Collected data entries
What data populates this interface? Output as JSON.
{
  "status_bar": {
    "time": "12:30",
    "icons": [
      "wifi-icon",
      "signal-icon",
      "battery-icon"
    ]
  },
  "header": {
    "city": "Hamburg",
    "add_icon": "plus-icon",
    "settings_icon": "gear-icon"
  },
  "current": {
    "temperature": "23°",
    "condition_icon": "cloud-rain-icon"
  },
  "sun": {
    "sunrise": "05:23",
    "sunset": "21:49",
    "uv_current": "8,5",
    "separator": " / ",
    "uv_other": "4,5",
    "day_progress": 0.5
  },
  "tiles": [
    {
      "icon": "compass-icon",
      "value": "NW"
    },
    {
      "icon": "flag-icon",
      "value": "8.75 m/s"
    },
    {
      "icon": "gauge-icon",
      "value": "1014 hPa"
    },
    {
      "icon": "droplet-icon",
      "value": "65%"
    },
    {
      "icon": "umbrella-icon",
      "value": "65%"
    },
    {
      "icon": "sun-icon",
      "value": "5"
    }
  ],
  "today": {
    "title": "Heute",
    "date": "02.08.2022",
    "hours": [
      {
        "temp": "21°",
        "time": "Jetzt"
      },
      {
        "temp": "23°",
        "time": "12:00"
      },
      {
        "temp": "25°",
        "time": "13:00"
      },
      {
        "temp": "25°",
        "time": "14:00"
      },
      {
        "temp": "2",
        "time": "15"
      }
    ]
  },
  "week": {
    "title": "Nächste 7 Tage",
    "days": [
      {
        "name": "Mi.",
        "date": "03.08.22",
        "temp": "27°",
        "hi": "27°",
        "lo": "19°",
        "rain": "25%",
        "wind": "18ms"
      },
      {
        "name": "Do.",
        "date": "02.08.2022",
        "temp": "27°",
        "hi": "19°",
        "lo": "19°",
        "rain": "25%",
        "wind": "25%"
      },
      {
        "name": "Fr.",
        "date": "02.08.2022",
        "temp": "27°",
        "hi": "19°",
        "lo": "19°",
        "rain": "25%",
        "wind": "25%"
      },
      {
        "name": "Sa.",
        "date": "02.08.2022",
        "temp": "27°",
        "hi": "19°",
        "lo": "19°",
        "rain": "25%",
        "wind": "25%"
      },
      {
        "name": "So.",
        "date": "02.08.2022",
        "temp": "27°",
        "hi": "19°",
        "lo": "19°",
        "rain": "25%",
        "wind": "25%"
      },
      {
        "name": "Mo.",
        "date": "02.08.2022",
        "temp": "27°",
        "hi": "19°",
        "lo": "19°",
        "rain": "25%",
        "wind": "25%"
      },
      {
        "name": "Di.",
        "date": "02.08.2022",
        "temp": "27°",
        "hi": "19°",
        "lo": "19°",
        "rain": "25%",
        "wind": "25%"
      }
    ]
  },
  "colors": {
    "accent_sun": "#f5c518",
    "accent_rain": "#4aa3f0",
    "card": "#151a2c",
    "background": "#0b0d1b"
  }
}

BRIEF
Locate all lines that include the word "value" and copy them out.

EXERCISE SOLUTION
      "value": "NW"
      "value": "8.75 m/s"
      "value": "1014 hPa"
      "value": "65%"
      "value": "65%"
      "value": "5"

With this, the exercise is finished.